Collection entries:
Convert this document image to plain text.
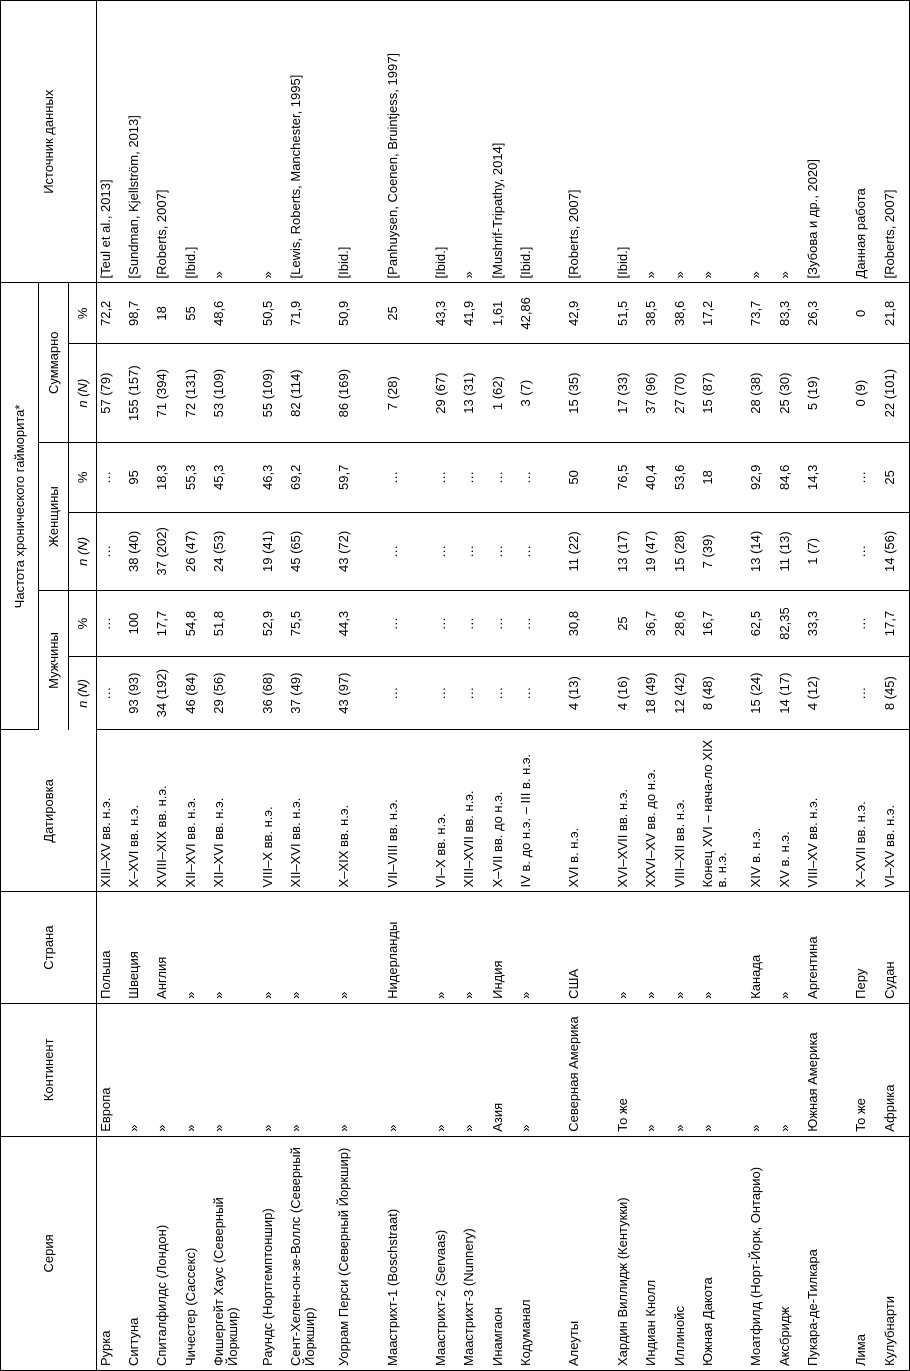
Серия	Континент	Страна	Датировка	Частота хронического гайморита*						Источник данных
				Мужчины		Женщины		Суммарно		
				n (N)	%	n (N)	%	n (N)	%	
Рурка	Европа	Польша	XIII–XV вв. н.э.	…	…	…	…	57 (79)	72,2	[Teul et al., 2013]
Сигтуна	»	Швеция	X–XVI вв. н.э.	93 (93)	100	38 (40)	95	155 (157)	98,7	[Sundman, Kjellström, 2013]
Спиталфилдс (Лондон)	»	Англия	XVIII–XIX вв. н.э.	34 (192)	17,7	37 (202)	18,3	71 (394)	18	[Roberts, 2007]
Чичестер (Сассекс)	»	»	XII–XVI вв. н.э.	46 (84)	54,8	26 (47)	55,3	72 (131)	55	[Ibid.]
Фишергейт Хаус (Северный Йоркшир)	»	»	XII–XVI вв. н.э.	29 (56)	51,8	24 (53)	45,3	53 (109)	48,6	»
Раундс (Нортгемптоншир)	»	»	VIII–X вв. н.э.	36 (68)	52,9	19 (41)	46,3	55 (109)	50,5	»
Сент-Хелен-он-зе-Воллс (Северный Йоркшир)	»	»	XII–XVI вв. н.э.	37 (49)	75,5	45 (65)	69,2	82 (114)	71,9	[Lewis, Roberts, Manchester, 1995]
Уоррам Перси (Северный Йоркшир)	»	»	X–XIX вв. н.э.	43 (97)	44,3	43 (72)	59,7	86 (169)	50,9	[Ibid.]
Маастрихт-1 (Boschstraat)	»	Нидерланды	VII–VIII вв. н.э.	…	…	…	…	7 (28)	25	[Panhuysen, Coenen, Bruintjess, 1997]
Маастрихт-2 (Servaas)	»	»	VI–X вв. н.э.	…	…	…	…	29 (67)	43,3	[Ibid.]
Маастрихт-3 (Nunnery)	»	»	XIII–XVII вв. н.э.	…	…	…	…	13 (31)	41,9	»
Инамгаон	Азия	Индия	X–VII вв. до н.э.	…	…	…	…	1 (62)	1,61	[Mushrif-Tripathy, 2014]
Кодуманал	»	»	IV в. до н.э. – III в. н.э.	…	…	…	…	3 (7)	42,86	[Ibid.]
Алеуты	Северная Америка	США	XVI в. н.э.	4 (13)	30,8	11 (22)	50	15 (35)	42,9	[Roberts, 2007]
Хардин Виллидж (Кентукки)	То же	»	XVI–XVII вв. н.э.	4 (16)	25	13 (17)	76,5	17 (33)	51,5	[Ibid.]
Индиан Кнолл	»	»	XXVI–XV вв. до н.э.	18 (49)	36,7	19 (47)	40,4	37 (96)	38,5	»
Иллинойс	»	»	VIII–XII вв. н.э.	12 (42)	28,6	15 (28)	53,6	27 (70)	38,6	»
Южная Дакота	»	»	Конец XVI – нача-ло XIX в. н.э.	8 (48)	16,7	7 (39)	18	15 (87)	17,2	»
Моатфилд (Норт-Йорк, Онтарио)	»	Канада	XIV в. н.э.	15 (24)	62,5	13 (14)	92,9	28 (38)	73,7	»
Аксбридж	»	»	XV в. н.э.	14 (17)	82,35	11 (13)	84,6	25 (30)	83,3	»
Пукара-де-Тилкара	Южная Америка	Аргентина	VIII–XV вв. н.э.	4 (12)	33,3	1 (7)	14,3	5 (19)	26,3	[Зубова и др., 2020]
Лима	То же	Перу	X–XVII вв. н.э.	…	…	…	…	0 (9)	0	Данная работа
Кулубнарти	Африка	Судан	VI–XV вв. н.э.	8 (45)	17,7	14 (56)	25	22 (101)	21,8	[Roberts, 2007]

» **GIVEN INSTRUCTION**:
Go through the records and show every line with the string "Ibid" in it.

» **EXERCISE SOLUTION**:
Чичестер (Сассекс)	»	»	XII–XVI вв. н.э.	46 (84)	54,8	26 (47)	55,3	72 (131)	55	[Ibid.]
Уоррам Перси (Северный Йоркшир)	»	»	X–XIX вв. н.э.	43 (97)	44,3	43 (72)	59,7	86 (169)	50,9	[Ibid.]
Маастрихт-2 (Servaas)	»	»	VI–X вв. н.э.	…	…	…	…	29 (67)	43,3	[Ibid.]
Кодуманал	»	»	IV в. до н.э. – III в. н.э.	…	…	…	…	3 (7)	42,86	[Ibid.]
Хардин Виллидж (Кентукки)	То же	»	XVI–XVII вв. н.э.	4 (16)	25	13 (17)	76,5	17 (33)	51,5	[Ibid.]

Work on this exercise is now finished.